## begin EXTRACTED DATA

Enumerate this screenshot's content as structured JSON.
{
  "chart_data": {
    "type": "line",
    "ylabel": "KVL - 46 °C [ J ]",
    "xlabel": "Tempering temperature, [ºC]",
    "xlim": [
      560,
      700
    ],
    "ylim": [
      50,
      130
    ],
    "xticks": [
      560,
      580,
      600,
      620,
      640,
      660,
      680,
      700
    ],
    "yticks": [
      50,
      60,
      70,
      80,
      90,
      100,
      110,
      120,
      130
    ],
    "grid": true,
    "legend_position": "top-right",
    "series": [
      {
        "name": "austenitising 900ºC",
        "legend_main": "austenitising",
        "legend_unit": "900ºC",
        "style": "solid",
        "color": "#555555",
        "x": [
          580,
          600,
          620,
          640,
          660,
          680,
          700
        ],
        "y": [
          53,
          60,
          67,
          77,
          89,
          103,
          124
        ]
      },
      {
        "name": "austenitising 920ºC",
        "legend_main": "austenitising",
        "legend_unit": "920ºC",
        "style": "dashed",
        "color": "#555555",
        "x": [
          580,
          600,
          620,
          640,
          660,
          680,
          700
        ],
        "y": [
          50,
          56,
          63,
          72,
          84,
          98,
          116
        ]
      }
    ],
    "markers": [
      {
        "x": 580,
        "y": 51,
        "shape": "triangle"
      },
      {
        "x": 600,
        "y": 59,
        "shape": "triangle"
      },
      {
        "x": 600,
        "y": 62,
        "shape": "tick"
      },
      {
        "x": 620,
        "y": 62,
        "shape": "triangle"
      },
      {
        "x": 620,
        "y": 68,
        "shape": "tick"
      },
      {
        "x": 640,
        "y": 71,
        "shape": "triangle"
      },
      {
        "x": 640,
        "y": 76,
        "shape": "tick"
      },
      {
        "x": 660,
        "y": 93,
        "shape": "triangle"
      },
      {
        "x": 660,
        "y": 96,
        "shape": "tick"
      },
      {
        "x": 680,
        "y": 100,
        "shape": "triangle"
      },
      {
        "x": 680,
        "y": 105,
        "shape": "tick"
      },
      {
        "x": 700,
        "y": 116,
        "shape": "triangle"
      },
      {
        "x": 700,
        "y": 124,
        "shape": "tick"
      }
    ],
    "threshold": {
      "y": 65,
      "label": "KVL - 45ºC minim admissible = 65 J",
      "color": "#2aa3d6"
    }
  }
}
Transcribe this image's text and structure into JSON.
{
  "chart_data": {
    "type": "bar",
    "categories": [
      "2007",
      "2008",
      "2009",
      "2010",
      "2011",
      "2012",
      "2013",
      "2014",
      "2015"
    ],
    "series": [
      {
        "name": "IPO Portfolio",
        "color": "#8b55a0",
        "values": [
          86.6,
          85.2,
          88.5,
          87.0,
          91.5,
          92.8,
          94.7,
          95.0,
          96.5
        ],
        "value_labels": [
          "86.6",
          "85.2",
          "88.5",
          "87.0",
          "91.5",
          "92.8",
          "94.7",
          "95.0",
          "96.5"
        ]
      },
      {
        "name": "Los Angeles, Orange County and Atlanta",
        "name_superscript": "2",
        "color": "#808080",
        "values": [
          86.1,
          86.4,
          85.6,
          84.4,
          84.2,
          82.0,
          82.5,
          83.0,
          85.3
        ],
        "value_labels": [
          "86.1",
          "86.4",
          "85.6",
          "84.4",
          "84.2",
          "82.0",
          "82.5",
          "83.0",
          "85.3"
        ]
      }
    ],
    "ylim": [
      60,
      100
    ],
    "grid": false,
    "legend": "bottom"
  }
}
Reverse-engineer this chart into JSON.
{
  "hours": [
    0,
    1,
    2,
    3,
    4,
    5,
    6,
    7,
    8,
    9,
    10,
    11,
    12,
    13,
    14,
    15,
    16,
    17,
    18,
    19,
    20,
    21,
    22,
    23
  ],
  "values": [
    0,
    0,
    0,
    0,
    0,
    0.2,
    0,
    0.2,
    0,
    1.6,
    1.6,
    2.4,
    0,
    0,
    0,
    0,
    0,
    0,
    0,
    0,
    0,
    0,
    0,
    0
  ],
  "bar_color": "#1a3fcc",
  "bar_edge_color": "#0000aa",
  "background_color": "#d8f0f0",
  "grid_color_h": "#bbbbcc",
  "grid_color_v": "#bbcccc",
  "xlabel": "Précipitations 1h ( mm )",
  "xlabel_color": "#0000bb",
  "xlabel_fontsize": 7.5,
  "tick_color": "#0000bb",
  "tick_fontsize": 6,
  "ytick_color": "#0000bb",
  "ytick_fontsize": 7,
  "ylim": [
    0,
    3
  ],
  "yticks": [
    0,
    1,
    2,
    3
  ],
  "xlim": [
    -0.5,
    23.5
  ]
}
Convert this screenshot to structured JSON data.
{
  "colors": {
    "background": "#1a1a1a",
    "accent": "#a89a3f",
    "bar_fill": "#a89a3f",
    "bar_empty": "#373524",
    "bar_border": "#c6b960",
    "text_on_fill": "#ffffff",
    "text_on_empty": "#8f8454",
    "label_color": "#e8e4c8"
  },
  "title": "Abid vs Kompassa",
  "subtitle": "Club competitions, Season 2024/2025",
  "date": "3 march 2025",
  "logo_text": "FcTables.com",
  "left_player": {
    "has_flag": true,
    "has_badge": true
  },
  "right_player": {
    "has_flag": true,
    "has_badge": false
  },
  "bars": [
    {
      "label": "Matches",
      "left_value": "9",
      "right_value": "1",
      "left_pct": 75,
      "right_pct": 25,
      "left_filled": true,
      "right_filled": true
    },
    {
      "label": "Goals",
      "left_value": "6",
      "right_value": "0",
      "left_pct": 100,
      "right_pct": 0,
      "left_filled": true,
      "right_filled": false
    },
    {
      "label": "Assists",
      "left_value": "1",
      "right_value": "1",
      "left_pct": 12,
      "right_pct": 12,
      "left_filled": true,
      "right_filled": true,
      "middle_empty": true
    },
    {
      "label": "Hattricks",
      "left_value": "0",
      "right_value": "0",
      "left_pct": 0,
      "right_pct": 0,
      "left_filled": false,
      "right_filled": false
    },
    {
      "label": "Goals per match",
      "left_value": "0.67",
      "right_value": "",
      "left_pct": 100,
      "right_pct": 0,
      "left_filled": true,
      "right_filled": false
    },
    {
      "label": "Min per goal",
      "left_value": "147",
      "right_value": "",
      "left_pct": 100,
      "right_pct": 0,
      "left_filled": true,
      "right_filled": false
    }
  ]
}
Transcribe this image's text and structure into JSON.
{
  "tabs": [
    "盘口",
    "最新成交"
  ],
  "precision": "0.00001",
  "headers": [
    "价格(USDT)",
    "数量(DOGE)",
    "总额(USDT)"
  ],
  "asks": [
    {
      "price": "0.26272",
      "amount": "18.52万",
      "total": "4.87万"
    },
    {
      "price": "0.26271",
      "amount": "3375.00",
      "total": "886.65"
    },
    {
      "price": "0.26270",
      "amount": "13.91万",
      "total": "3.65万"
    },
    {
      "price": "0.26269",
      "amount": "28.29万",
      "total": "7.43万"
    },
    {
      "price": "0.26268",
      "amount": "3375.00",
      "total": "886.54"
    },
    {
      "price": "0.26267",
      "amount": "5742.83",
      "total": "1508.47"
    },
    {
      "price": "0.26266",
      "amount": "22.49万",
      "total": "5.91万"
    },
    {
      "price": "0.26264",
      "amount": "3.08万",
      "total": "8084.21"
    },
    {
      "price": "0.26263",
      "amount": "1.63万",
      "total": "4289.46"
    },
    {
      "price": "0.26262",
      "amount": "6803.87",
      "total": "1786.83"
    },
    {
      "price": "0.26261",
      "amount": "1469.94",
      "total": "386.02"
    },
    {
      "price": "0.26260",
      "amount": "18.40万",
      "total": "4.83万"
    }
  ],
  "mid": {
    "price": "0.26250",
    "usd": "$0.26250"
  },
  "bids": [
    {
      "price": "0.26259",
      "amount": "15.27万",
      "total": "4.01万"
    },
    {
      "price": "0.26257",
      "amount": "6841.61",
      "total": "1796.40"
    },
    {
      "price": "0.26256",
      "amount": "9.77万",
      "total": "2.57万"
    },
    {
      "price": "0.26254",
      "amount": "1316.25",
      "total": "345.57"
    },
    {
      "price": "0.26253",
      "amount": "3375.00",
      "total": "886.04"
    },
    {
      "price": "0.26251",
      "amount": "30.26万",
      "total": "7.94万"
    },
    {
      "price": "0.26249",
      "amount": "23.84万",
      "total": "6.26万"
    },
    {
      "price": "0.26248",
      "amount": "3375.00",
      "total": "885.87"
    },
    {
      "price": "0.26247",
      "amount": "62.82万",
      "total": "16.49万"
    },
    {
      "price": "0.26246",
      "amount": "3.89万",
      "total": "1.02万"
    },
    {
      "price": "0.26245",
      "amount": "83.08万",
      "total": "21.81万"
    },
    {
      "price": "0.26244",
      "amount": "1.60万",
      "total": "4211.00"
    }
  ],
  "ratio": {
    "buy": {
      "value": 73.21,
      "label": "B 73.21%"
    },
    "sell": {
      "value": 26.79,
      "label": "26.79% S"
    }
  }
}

## end EXTRACTED DATA

SET TASK -> Choose all lines containing the string "JSON" and copy them out.

COMPLETED EXERCISE ->
Enumerate this screenshot's content as structured JSON.
Transcribe this image's text and structure into JSON.
Reverse-engineer this chart into JSON.
Convert this screenshot to structured JSON data.
Transcribe this image's text and structure into JSON.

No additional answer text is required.